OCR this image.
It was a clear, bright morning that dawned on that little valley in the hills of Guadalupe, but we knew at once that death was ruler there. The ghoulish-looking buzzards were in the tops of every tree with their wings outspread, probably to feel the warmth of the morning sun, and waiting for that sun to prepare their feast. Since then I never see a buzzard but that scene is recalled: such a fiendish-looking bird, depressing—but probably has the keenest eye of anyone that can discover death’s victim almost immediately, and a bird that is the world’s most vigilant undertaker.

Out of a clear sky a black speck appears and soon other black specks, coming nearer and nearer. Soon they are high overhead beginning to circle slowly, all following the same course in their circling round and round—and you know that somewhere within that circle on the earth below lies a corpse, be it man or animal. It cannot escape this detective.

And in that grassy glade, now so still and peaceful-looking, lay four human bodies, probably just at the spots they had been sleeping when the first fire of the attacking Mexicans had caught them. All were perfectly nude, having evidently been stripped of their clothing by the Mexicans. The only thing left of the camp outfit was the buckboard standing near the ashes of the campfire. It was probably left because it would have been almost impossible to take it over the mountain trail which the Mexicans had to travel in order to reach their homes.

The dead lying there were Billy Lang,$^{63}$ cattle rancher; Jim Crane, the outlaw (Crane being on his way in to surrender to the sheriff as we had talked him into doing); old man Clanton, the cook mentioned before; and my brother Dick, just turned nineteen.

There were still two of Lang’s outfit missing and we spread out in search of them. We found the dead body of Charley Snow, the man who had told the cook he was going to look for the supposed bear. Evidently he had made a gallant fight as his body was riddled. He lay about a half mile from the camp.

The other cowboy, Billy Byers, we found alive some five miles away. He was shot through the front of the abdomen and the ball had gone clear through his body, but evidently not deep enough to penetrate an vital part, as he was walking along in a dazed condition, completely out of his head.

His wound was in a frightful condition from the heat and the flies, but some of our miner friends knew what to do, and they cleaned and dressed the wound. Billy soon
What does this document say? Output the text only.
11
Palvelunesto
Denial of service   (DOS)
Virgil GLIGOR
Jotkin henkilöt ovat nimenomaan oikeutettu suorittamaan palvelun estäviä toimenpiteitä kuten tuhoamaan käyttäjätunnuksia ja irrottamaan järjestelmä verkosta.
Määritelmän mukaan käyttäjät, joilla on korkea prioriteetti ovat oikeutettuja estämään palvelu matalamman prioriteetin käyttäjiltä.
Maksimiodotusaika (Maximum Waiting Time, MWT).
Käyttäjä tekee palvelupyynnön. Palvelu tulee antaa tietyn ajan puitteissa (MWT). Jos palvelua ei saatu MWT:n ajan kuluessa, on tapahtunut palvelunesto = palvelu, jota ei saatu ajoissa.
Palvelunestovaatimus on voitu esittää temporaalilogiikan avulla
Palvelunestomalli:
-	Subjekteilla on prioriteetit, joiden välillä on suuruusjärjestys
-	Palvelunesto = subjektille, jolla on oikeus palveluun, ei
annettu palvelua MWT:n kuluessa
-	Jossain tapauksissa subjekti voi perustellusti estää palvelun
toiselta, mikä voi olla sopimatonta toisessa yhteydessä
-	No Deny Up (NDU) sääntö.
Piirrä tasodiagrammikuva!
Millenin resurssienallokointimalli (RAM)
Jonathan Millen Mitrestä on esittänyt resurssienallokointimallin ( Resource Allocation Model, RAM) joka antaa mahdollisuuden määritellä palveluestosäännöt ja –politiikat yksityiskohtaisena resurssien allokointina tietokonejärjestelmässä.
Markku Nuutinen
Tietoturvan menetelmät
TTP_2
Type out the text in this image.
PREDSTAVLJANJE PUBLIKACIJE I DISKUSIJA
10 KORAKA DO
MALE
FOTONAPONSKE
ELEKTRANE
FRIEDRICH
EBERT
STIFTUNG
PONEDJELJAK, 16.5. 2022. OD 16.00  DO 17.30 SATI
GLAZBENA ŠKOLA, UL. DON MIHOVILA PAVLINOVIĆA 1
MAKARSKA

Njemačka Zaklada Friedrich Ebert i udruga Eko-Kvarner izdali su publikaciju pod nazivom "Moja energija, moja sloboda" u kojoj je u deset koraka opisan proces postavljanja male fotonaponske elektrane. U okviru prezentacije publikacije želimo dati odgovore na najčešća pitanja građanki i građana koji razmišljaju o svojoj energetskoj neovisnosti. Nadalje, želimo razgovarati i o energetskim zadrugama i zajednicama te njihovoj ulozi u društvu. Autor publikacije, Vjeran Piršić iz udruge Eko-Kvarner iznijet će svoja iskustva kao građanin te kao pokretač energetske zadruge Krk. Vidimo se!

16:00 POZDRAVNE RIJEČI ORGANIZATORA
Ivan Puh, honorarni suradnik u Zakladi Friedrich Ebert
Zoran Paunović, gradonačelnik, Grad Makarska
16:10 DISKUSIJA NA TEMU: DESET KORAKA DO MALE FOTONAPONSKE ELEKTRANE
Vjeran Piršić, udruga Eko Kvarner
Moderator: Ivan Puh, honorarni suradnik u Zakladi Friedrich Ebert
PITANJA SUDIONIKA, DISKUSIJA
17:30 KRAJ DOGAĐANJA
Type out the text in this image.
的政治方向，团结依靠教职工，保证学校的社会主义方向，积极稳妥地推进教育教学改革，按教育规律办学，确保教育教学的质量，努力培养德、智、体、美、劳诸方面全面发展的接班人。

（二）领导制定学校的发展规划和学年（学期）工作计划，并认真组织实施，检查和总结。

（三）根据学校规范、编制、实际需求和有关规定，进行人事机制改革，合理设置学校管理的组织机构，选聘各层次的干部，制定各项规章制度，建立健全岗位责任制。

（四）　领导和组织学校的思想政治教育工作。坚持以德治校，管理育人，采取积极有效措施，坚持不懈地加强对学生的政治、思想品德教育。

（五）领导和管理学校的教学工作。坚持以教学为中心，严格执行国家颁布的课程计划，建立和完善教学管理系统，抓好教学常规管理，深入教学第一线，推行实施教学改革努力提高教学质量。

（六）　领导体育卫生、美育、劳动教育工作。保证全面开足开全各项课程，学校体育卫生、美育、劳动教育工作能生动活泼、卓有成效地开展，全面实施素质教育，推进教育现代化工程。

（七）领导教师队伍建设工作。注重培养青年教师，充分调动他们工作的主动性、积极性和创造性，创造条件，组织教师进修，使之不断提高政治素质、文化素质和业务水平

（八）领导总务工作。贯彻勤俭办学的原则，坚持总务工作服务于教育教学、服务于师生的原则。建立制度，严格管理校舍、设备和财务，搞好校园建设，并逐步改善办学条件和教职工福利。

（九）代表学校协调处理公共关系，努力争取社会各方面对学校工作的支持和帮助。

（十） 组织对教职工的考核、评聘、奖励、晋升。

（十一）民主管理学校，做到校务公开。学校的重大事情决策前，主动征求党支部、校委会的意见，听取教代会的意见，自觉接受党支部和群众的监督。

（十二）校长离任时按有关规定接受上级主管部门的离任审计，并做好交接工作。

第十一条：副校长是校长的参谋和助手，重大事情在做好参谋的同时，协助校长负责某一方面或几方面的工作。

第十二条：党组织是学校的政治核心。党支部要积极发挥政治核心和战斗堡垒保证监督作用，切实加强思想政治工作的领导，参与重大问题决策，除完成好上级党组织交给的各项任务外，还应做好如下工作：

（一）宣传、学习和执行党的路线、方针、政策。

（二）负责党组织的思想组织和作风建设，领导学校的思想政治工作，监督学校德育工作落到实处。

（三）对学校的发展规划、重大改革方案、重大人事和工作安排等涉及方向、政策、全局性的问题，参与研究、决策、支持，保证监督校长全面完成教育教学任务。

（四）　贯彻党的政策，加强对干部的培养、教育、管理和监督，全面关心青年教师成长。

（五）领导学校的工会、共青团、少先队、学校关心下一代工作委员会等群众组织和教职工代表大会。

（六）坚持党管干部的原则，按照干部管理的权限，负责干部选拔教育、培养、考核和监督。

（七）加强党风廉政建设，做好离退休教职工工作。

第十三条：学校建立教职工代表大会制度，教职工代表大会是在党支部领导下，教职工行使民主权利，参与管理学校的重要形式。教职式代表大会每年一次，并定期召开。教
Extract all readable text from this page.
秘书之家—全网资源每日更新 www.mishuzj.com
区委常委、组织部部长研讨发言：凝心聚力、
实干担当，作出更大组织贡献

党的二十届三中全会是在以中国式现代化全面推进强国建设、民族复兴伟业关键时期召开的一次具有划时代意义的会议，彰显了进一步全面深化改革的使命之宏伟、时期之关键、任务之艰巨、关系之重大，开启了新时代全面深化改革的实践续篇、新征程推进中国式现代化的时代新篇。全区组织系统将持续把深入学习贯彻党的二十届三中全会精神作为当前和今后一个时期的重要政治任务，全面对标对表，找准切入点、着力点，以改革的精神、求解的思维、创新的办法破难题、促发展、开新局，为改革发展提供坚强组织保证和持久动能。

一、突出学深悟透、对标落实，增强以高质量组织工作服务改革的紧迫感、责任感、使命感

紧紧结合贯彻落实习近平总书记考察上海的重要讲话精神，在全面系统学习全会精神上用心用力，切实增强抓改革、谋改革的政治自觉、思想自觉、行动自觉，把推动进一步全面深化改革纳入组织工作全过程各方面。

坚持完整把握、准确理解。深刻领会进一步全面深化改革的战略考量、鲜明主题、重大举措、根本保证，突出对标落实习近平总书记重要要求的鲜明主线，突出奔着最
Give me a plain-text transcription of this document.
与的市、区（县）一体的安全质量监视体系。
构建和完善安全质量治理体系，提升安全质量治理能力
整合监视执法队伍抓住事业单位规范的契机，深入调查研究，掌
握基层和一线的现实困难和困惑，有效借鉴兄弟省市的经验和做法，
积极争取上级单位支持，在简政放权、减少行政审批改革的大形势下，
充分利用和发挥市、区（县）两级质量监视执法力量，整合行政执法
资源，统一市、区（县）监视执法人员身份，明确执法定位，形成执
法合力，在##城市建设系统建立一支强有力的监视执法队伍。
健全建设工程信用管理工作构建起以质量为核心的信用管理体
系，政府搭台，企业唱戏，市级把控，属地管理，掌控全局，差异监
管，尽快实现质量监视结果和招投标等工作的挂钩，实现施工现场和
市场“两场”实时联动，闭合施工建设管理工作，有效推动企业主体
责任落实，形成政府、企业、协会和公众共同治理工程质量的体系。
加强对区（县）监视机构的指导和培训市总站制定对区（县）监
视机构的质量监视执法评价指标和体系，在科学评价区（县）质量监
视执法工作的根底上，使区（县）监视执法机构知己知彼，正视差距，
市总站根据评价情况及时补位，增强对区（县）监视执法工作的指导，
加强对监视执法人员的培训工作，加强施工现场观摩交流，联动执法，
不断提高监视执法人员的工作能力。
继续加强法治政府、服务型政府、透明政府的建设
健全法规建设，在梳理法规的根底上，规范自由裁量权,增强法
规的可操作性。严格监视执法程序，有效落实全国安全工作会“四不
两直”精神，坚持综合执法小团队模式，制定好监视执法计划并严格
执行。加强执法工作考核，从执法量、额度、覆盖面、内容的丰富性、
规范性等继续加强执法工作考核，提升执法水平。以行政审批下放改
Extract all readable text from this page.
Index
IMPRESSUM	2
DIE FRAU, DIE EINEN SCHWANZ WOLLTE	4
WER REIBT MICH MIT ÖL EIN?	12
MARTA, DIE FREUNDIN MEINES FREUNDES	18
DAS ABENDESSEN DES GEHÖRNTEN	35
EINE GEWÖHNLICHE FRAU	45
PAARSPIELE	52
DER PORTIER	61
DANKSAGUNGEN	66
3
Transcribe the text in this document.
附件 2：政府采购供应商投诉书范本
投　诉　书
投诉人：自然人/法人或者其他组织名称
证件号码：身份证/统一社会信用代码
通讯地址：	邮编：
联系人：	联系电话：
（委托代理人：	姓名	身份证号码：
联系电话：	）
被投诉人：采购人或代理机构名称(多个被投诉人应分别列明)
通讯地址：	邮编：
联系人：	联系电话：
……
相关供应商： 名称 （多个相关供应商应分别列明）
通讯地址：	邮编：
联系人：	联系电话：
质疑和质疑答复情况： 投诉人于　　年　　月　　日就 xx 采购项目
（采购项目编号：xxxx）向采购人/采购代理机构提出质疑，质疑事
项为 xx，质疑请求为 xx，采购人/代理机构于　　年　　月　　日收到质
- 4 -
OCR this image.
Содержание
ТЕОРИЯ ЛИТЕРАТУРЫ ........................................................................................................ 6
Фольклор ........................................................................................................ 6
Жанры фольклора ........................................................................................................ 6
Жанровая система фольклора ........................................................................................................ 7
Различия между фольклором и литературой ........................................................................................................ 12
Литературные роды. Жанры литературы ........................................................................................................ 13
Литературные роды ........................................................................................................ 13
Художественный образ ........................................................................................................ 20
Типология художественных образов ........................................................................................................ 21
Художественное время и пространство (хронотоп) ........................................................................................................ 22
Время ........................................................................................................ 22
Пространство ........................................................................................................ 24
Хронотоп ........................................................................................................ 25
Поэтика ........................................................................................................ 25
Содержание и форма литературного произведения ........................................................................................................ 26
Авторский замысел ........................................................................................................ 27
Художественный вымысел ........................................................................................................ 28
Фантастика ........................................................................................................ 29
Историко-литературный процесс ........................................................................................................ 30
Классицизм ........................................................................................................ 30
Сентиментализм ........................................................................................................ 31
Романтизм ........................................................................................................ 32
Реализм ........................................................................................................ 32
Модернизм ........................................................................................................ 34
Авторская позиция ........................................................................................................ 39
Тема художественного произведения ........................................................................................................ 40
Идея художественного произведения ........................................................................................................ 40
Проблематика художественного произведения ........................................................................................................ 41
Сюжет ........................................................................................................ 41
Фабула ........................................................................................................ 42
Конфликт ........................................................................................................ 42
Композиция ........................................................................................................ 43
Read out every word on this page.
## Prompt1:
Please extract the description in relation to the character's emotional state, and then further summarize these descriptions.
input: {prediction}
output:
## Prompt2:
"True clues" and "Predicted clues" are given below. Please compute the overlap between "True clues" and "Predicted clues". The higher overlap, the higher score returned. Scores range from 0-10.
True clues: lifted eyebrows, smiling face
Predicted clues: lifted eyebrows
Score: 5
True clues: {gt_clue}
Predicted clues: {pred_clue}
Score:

===

:: WRITTEN PROBLEM ::
Copy each line from the data above that includes "camp".

:: OUTPUT OF THE EXERCISE ::
And in that grassy glade, now so still and peaceful-looking, lay four human bodies, probably just at the spots they had been sleeping when the first fire of the attacking Mexicans had caught them. All were perfectly nude, having evidently been stripped of their clothing by the Mexicans. The only thing left of the camp outfit was the buckboard standing near the ashes of the campfire. It was probably left because it would have been almost impossible to take it over the mountain trail which the Mexicans had to travel in order to reach their homes.
There were still two of Lang’s outfit missing and we spread out in search of them. We found the dead body of Charley Snow, the man who had told the cook he was going to look for the supposed bear. Evidently he had made a gallant fight as his body was riddled. He lay about a half mile from the camp.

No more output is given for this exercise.